- _What is required_: Your task is to tally the lines of the listing containing the word "PRÀCTIQUES" and report the figure alone.

- _Excerpted records_:
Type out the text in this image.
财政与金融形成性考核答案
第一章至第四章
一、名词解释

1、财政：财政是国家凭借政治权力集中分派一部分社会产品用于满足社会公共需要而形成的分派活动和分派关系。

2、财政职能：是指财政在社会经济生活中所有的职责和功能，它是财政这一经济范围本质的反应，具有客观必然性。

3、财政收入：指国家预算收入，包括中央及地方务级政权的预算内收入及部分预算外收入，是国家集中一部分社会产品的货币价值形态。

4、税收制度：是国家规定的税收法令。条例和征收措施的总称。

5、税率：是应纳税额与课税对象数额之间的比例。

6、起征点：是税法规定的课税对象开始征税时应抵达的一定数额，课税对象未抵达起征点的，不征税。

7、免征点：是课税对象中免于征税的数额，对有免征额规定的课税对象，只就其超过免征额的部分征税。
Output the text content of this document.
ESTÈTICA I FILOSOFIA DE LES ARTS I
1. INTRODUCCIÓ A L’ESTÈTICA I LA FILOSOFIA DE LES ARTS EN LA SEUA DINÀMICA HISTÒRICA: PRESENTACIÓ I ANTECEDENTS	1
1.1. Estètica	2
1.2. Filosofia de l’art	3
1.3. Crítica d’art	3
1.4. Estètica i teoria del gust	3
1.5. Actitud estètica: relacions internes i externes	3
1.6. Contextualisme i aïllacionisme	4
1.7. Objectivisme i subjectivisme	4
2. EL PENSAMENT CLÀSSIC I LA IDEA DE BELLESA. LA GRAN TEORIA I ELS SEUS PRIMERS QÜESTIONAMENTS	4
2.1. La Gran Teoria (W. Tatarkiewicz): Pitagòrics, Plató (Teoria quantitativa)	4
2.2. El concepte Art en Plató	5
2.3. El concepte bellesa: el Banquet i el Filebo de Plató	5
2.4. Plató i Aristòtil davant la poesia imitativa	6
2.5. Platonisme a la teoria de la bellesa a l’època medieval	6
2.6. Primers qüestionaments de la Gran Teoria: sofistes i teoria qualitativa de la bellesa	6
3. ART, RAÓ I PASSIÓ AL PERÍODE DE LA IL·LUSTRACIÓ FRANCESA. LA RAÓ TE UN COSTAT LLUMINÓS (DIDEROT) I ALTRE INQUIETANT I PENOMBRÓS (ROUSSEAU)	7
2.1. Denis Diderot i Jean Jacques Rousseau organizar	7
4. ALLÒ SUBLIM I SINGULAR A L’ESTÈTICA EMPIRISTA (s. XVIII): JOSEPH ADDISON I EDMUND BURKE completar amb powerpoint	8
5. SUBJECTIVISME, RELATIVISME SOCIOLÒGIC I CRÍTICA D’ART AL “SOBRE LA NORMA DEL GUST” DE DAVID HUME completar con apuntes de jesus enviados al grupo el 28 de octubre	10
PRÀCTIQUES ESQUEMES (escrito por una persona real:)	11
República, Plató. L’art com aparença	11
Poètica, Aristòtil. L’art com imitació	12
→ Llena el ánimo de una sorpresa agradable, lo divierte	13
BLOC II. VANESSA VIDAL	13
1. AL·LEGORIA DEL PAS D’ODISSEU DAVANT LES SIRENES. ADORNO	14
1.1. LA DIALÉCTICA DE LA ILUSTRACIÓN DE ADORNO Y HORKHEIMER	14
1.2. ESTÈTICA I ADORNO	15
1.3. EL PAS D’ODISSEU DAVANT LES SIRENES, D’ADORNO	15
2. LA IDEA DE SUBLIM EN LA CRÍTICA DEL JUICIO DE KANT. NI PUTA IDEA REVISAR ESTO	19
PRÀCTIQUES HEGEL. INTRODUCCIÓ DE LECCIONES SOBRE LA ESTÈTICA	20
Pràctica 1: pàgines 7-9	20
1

- _Worked solution_: 2